_TASK DATA_:
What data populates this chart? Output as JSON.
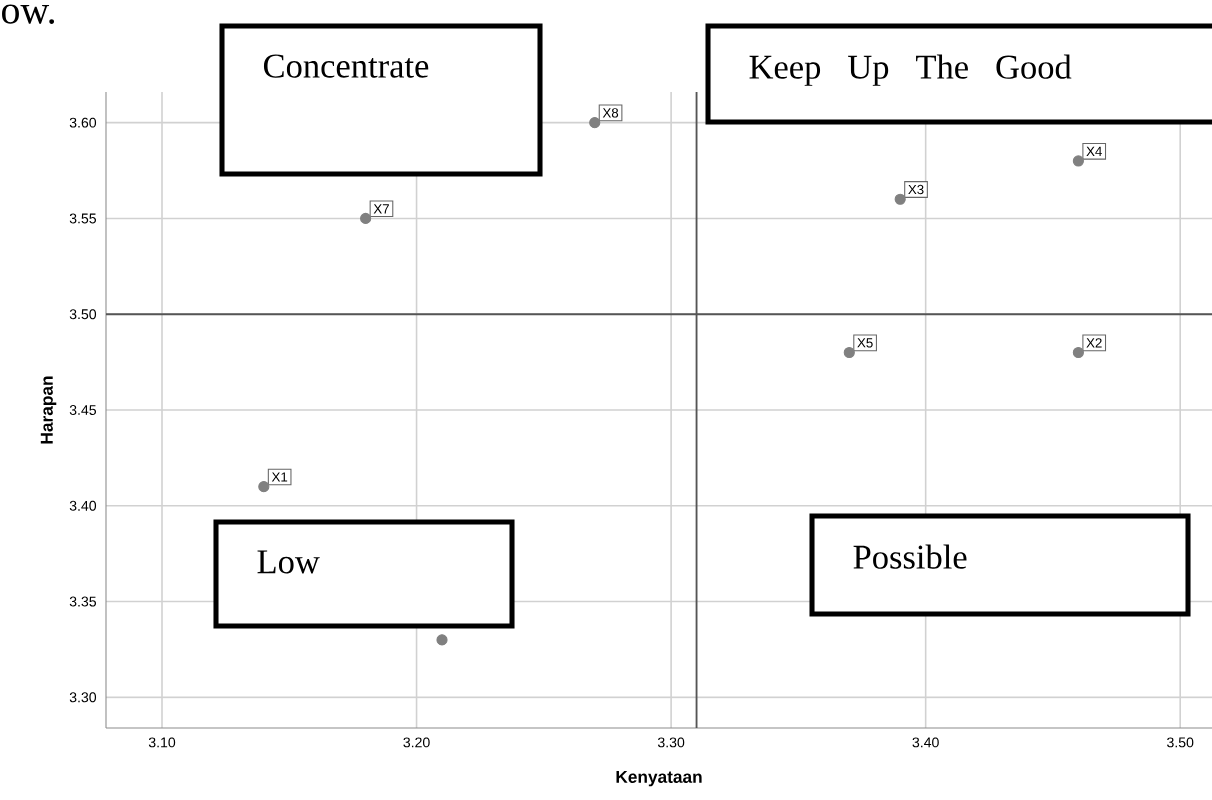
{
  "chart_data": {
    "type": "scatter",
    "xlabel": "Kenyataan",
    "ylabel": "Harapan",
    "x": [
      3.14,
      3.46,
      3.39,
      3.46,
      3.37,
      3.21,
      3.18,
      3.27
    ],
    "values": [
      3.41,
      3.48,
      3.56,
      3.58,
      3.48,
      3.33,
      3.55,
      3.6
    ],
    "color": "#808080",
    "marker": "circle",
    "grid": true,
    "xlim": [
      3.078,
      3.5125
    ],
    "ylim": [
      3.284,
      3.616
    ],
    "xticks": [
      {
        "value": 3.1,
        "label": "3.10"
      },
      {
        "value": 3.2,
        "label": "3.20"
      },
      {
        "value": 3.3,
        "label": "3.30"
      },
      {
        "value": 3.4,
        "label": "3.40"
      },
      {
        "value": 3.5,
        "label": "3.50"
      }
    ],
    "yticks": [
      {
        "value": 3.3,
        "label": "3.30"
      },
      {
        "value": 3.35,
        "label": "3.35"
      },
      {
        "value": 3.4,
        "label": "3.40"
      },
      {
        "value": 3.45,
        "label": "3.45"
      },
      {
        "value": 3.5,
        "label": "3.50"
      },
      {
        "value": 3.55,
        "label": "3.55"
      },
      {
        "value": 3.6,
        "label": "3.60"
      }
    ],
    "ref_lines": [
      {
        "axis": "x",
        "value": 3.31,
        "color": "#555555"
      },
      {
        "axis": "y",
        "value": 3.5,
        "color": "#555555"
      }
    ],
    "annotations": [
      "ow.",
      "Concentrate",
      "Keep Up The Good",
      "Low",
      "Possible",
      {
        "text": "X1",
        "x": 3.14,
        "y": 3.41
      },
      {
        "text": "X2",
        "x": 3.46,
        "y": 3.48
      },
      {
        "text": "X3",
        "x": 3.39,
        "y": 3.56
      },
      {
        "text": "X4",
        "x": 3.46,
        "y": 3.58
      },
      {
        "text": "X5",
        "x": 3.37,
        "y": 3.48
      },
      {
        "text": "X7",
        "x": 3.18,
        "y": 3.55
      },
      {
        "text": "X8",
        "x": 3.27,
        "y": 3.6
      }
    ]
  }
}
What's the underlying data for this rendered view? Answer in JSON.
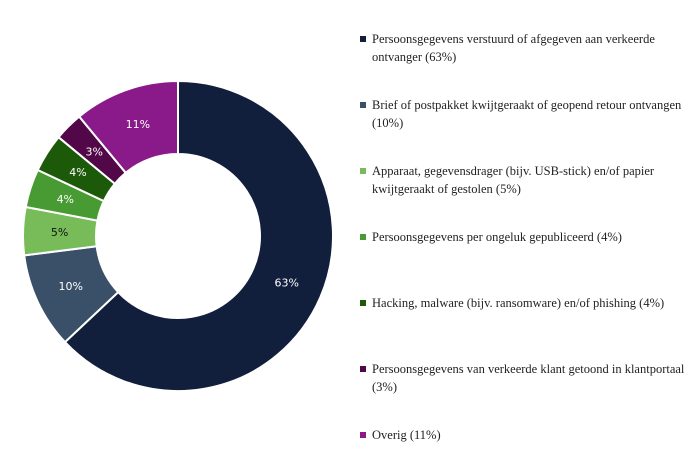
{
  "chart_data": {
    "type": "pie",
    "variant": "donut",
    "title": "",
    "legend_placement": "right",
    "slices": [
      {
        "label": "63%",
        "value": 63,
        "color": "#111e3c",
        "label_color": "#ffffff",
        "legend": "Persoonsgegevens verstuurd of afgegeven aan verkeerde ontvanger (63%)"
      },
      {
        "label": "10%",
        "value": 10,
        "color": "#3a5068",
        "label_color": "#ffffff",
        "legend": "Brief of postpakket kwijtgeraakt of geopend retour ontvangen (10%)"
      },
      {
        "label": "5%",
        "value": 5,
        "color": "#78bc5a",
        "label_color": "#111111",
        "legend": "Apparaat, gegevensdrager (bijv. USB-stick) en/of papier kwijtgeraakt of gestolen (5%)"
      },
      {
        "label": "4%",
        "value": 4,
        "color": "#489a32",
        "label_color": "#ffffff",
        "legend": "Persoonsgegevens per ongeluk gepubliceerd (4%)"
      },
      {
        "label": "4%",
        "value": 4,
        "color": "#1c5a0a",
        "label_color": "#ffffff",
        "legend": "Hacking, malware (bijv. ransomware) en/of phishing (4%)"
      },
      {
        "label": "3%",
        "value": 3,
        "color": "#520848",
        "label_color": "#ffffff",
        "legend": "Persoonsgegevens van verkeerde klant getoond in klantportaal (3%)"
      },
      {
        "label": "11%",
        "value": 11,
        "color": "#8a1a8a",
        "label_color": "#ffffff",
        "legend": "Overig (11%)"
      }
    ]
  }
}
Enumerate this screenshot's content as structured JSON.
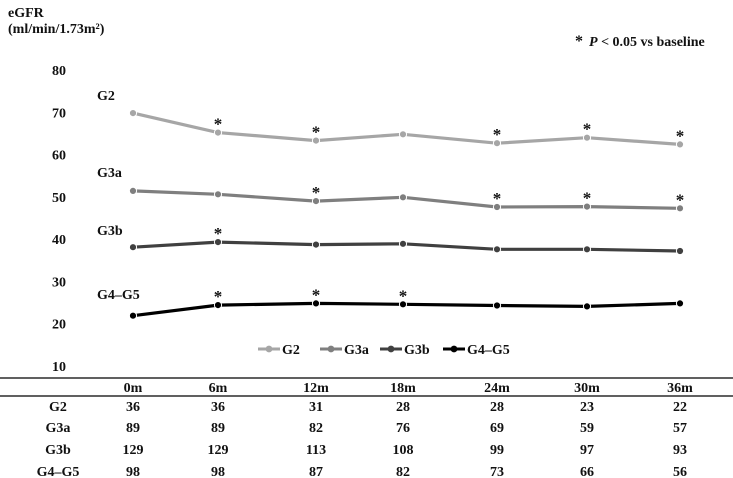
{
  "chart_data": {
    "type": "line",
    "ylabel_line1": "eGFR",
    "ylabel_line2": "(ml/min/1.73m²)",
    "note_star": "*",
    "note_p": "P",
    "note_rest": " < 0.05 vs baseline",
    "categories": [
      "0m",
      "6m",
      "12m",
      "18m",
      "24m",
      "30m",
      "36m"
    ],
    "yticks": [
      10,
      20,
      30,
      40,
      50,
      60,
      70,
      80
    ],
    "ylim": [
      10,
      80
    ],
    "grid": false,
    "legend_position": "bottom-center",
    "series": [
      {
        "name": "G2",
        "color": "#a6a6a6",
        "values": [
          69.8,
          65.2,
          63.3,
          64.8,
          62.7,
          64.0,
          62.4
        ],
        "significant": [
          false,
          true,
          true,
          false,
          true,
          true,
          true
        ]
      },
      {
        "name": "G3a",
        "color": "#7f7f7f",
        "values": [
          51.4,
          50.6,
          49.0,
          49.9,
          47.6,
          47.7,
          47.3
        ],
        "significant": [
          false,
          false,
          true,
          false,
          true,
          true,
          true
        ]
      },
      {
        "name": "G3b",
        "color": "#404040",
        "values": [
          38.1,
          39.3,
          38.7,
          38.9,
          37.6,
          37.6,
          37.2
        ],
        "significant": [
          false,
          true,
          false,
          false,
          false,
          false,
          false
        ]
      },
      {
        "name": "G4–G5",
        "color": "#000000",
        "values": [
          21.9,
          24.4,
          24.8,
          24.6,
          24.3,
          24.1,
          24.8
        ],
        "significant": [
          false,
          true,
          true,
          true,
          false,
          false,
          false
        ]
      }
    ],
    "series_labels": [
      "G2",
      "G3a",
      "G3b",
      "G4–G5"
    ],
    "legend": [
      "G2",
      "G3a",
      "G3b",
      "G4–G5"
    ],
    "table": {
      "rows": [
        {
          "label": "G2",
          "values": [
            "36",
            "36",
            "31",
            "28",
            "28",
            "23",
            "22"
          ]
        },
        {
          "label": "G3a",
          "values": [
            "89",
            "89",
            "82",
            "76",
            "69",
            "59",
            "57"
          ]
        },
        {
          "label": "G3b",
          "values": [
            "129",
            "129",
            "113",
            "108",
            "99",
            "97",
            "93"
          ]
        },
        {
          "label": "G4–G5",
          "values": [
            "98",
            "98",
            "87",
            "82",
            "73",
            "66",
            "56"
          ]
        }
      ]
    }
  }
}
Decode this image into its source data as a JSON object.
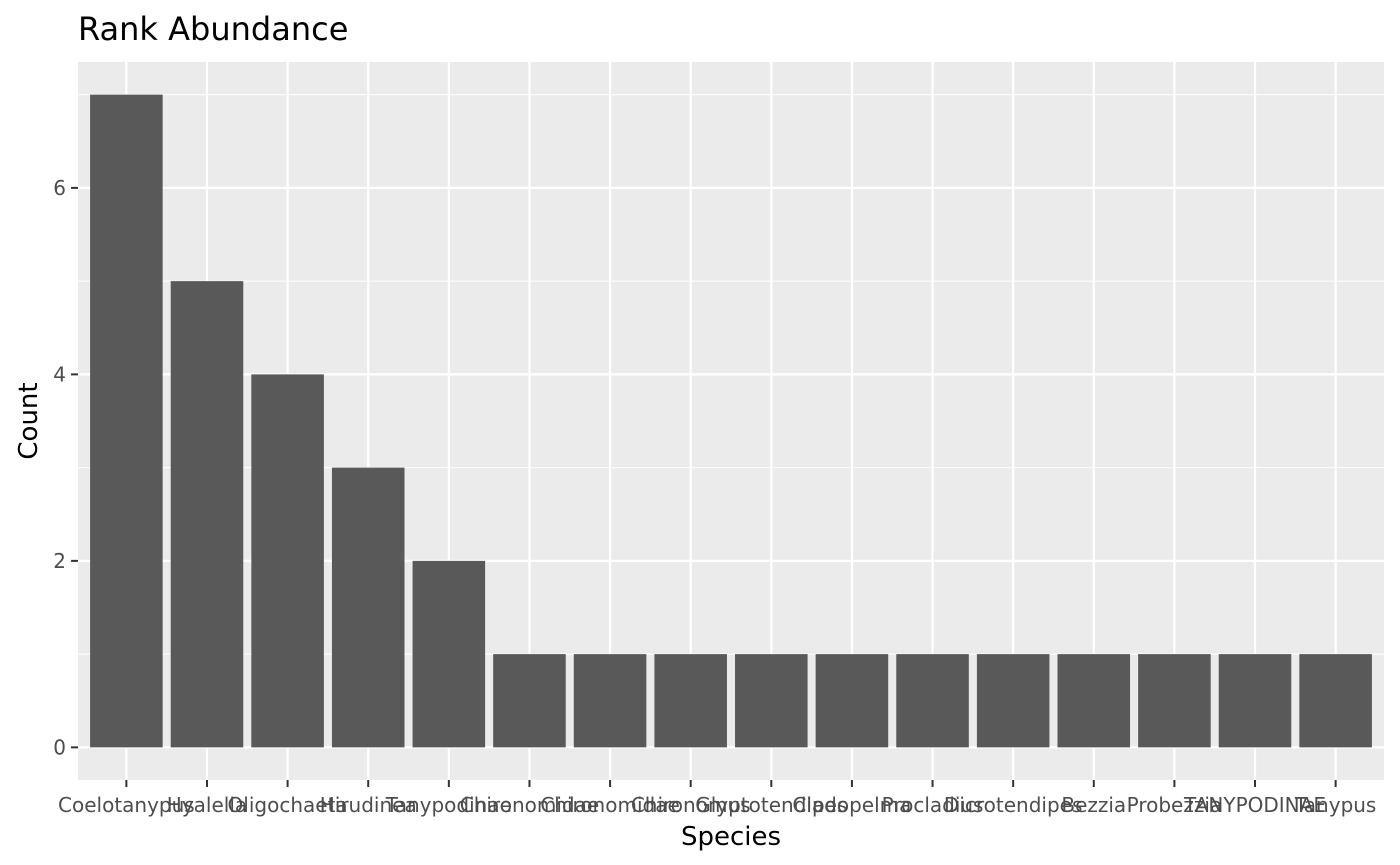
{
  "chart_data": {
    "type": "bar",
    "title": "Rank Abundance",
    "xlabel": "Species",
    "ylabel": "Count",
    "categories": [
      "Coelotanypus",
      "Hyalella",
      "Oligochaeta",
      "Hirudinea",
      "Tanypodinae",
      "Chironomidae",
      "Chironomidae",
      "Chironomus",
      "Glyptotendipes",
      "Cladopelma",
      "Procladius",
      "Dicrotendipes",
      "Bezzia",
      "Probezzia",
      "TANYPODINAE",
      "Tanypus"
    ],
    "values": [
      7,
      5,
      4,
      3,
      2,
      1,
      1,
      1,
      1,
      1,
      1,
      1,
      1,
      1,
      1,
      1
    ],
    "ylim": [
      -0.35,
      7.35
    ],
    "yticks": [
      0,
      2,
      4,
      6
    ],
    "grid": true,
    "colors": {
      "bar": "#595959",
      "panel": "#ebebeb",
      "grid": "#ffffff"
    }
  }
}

_DIRECTIONS_: Only a number is wanted: how many lines of the data above contain "verkeerde"?

_EXERCISE SOLUTION_: 2